- _Lines of data_
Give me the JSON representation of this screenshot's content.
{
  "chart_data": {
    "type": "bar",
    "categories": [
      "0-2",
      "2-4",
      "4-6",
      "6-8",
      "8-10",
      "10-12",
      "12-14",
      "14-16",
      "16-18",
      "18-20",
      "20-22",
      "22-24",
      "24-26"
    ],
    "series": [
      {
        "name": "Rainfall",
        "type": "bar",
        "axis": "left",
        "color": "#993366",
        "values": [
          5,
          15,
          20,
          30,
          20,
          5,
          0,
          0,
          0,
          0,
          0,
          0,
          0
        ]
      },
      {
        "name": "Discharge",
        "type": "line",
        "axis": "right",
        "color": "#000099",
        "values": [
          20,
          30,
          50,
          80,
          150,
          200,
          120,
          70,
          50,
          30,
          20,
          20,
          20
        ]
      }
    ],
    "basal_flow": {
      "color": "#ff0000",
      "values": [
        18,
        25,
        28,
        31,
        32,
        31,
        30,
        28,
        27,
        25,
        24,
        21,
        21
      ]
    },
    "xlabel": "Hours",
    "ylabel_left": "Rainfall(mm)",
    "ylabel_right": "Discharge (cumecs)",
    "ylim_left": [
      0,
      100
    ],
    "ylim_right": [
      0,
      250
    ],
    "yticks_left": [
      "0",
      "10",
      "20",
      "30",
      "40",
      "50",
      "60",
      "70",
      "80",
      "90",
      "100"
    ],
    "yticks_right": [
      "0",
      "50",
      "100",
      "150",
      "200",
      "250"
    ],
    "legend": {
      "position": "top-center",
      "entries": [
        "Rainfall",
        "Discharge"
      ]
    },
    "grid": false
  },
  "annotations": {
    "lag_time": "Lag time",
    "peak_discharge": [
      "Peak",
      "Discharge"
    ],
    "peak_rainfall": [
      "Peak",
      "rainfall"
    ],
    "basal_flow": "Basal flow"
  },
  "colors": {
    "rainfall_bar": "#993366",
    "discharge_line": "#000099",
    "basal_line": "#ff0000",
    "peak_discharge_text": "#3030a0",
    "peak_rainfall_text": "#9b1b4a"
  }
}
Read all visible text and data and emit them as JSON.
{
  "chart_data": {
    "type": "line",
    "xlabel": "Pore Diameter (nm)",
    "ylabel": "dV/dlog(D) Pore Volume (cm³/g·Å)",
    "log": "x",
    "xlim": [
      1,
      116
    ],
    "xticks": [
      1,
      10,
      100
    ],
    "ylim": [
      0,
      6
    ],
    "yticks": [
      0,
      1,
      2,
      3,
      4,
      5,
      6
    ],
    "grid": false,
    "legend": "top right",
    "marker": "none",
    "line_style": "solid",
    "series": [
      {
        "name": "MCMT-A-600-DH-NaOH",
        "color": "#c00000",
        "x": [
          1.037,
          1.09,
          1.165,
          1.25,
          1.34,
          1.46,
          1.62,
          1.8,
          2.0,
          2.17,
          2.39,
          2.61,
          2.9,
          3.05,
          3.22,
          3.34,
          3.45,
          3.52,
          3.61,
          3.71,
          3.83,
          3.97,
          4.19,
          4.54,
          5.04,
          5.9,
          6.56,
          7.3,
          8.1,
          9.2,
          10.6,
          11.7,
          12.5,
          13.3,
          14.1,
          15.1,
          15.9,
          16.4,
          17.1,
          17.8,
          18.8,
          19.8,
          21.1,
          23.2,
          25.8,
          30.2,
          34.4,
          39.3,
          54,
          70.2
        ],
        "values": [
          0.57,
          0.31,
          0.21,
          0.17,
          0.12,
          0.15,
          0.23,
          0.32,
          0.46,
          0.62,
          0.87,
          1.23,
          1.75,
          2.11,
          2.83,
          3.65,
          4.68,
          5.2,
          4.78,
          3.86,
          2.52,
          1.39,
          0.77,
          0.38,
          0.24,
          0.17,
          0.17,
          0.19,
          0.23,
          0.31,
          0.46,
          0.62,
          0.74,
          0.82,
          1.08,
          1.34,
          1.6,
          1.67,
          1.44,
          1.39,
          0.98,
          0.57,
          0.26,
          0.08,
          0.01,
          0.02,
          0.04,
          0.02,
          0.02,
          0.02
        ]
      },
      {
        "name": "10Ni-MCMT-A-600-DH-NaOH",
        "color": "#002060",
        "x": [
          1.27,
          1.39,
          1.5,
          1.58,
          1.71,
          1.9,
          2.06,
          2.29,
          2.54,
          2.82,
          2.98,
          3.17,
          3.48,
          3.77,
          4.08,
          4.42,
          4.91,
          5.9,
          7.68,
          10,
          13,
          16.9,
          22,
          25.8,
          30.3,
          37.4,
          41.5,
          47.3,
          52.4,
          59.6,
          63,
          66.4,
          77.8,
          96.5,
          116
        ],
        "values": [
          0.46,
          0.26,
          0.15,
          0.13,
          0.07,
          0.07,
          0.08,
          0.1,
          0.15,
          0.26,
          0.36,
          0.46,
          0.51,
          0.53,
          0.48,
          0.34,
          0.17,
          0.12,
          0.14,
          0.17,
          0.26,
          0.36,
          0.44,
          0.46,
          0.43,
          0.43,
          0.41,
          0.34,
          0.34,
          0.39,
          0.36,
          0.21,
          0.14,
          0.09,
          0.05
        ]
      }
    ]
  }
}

- _Given task_
Copy each line of the entries that includes the word "name".

- _Task answer_
        "name": "Rainfall",
        "name": "Discharge",
        "name": "MCMT-A-600-DH-NaOH",
        "name": "10Ni-MCMT-A-600-DH-NaOH",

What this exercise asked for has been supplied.